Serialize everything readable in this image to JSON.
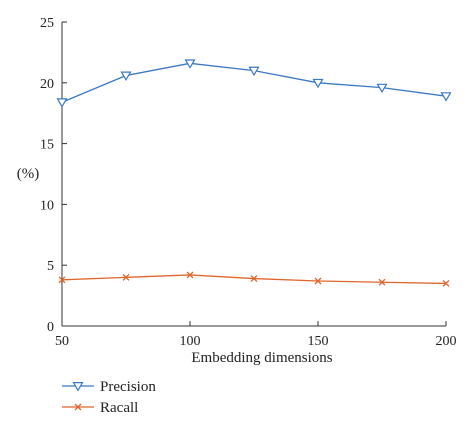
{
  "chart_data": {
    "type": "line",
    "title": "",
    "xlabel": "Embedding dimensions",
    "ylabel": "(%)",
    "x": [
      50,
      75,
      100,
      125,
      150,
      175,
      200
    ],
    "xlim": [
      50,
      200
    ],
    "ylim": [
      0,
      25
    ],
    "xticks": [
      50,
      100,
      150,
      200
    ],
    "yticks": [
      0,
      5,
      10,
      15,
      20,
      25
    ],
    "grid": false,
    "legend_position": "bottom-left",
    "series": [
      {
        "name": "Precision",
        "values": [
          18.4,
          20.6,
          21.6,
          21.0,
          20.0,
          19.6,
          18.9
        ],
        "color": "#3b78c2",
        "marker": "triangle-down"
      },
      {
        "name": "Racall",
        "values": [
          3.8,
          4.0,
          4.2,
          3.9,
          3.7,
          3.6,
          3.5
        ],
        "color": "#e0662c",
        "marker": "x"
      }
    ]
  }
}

○ ○ ○ ○

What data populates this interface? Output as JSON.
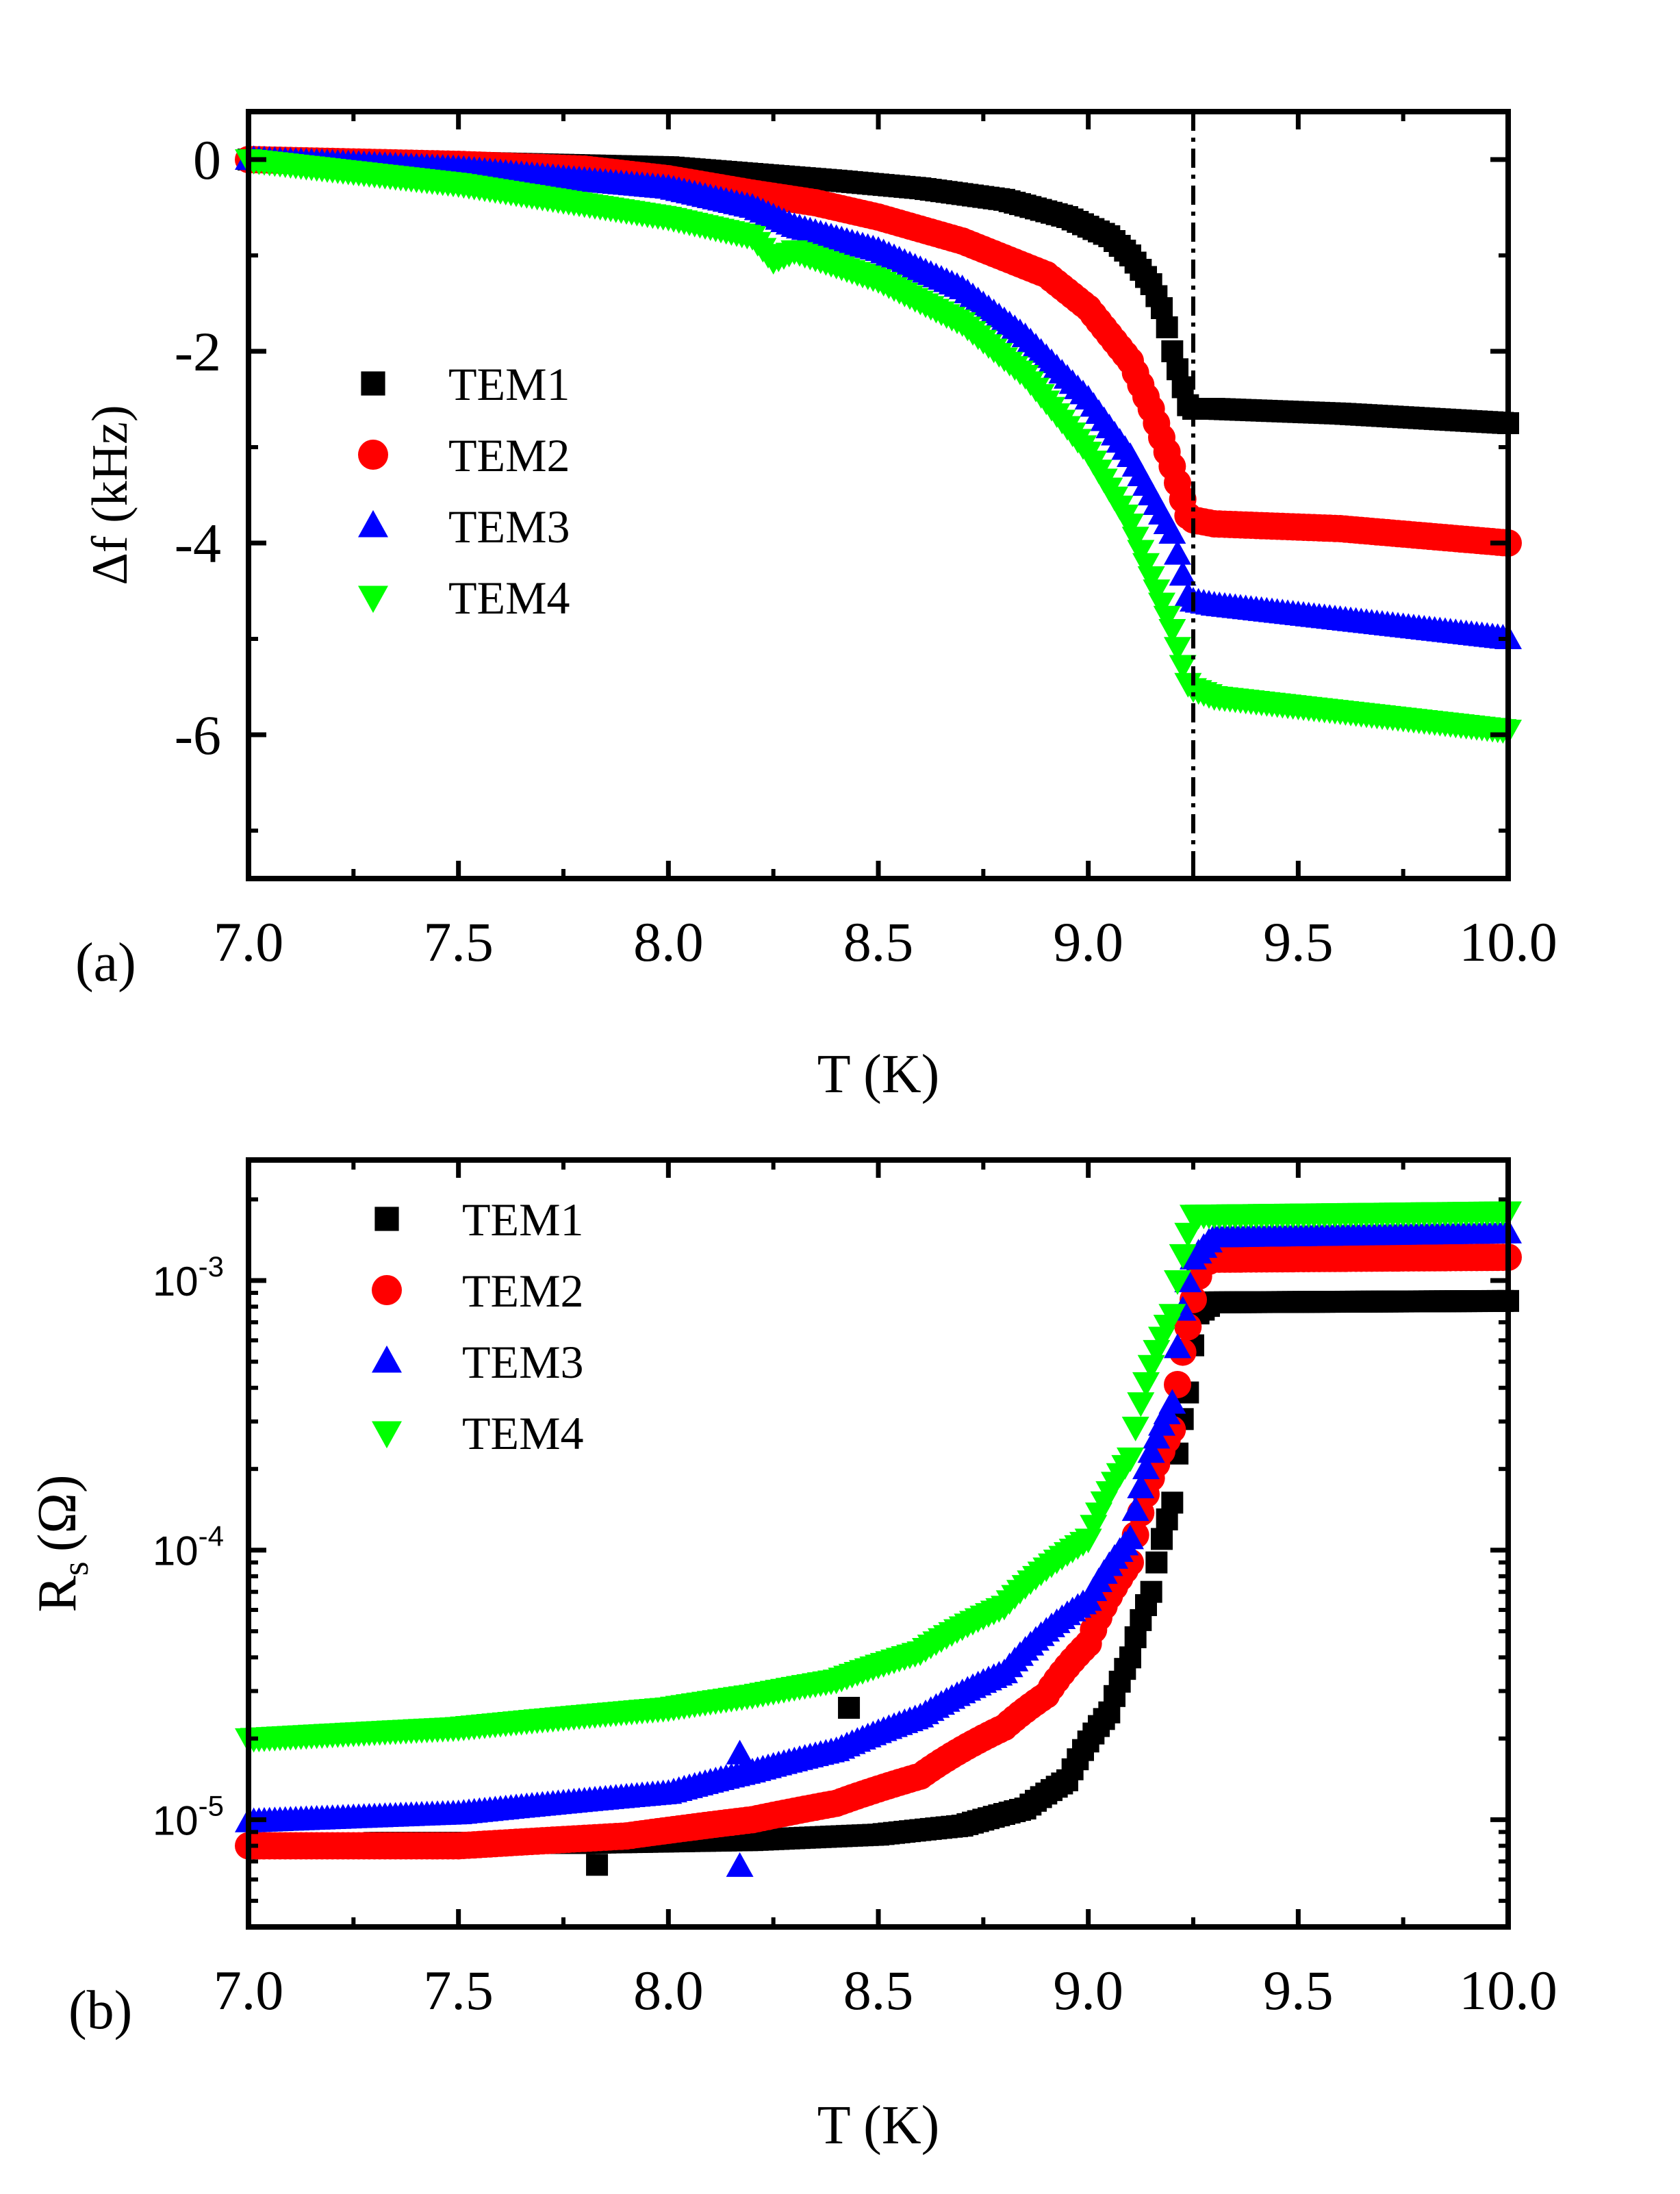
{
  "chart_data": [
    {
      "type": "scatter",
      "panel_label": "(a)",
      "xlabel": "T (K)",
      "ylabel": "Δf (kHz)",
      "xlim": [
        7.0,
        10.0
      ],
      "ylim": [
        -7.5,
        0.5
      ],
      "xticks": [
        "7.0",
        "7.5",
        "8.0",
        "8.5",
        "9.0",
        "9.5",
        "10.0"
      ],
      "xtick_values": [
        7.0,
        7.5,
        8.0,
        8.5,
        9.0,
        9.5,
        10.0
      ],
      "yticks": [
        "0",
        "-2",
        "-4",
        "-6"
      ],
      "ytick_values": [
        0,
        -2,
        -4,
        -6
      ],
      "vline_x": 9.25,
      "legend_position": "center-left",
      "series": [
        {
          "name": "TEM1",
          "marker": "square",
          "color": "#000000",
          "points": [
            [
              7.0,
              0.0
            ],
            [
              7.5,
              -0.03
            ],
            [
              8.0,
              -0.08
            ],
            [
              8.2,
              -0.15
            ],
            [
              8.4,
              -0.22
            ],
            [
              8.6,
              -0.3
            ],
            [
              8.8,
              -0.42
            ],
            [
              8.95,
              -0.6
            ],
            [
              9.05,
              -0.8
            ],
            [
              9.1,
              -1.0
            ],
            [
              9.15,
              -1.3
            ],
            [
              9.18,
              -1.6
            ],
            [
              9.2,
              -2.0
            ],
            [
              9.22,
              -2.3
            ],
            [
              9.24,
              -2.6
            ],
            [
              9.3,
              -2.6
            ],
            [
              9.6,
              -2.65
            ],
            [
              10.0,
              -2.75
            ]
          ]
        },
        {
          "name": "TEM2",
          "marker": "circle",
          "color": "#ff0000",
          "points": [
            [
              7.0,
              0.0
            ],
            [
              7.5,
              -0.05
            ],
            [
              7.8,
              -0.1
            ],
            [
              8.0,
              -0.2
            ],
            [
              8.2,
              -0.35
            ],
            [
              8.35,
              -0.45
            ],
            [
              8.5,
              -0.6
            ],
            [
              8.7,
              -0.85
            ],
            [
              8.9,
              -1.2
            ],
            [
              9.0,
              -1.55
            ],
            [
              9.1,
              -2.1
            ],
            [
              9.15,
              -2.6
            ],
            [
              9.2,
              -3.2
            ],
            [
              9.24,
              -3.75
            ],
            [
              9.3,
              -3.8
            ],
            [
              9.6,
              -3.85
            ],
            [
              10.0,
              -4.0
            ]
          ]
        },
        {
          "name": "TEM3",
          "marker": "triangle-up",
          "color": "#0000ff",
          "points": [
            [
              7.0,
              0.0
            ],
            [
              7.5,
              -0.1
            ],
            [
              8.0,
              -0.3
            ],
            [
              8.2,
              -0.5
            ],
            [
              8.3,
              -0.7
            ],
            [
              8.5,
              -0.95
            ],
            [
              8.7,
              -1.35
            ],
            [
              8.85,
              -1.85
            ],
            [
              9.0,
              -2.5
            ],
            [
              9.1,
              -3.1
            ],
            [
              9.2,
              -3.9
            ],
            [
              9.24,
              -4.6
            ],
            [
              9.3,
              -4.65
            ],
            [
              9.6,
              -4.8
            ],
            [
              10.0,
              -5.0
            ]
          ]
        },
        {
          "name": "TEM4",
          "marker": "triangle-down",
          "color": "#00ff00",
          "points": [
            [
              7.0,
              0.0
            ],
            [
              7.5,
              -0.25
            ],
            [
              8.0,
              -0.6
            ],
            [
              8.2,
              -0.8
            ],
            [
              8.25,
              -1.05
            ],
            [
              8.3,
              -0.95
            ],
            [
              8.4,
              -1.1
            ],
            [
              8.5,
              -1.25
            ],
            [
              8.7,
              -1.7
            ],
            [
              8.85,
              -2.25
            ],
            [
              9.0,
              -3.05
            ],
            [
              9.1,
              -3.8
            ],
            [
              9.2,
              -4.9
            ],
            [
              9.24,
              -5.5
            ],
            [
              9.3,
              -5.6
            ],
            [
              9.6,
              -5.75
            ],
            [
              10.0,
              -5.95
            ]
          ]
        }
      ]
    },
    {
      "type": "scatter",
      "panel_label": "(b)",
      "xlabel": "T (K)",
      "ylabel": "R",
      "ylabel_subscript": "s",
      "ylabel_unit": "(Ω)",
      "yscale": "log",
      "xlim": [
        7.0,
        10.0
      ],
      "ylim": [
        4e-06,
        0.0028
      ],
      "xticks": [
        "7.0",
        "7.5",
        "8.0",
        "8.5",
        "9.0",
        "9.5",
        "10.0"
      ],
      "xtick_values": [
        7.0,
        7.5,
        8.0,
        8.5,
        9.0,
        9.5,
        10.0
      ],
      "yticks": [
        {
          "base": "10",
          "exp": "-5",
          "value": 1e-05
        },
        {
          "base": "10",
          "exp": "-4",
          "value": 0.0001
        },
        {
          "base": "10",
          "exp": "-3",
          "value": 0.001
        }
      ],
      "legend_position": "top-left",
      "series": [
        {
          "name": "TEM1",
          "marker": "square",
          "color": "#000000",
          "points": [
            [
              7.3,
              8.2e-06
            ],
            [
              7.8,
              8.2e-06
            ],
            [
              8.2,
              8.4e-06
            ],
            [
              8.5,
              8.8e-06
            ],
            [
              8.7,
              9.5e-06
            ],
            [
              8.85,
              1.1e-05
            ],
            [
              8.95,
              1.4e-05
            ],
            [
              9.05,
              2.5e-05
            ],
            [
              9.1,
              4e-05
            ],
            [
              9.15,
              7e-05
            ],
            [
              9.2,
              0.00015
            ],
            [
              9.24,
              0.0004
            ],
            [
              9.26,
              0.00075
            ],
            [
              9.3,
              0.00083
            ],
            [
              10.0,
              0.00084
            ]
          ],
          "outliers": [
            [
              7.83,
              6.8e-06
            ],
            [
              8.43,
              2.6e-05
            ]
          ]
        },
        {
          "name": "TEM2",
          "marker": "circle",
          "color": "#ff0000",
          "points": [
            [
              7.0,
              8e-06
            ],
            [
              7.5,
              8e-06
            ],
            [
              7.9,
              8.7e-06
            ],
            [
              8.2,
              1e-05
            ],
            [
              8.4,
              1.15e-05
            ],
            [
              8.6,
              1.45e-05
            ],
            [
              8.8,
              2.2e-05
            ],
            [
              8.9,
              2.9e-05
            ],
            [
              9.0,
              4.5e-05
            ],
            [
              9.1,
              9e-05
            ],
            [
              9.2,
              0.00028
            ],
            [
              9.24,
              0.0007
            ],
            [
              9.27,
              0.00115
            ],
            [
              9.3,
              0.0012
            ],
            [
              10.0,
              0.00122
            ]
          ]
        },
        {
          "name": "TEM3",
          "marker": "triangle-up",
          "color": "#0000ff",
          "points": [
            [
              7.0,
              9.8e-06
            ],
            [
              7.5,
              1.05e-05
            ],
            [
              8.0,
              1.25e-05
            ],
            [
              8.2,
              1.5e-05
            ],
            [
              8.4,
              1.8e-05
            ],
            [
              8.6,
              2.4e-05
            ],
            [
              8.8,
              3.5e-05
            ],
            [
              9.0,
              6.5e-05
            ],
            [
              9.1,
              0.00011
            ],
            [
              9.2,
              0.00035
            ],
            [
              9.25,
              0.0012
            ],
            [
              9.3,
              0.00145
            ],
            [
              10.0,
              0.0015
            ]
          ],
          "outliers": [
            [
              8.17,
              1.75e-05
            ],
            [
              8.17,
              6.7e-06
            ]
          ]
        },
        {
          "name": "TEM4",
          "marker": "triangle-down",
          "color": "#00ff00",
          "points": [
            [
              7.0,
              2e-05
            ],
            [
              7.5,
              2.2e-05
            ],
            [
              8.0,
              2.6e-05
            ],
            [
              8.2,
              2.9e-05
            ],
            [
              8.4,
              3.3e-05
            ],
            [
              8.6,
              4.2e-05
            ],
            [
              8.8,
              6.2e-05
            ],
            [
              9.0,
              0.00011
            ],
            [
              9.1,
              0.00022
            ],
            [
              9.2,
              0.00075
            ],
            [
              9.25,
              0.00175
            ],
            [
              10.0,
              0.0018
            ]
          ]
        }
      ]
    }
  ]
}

○ ○ ○ ○

▶ [Requirements] Show all lines from the data above in which the word "JSON" appears.

▶ [Written response]
Serialize everything readable in this image to JSON.
What data populates this interface? Output as JSON.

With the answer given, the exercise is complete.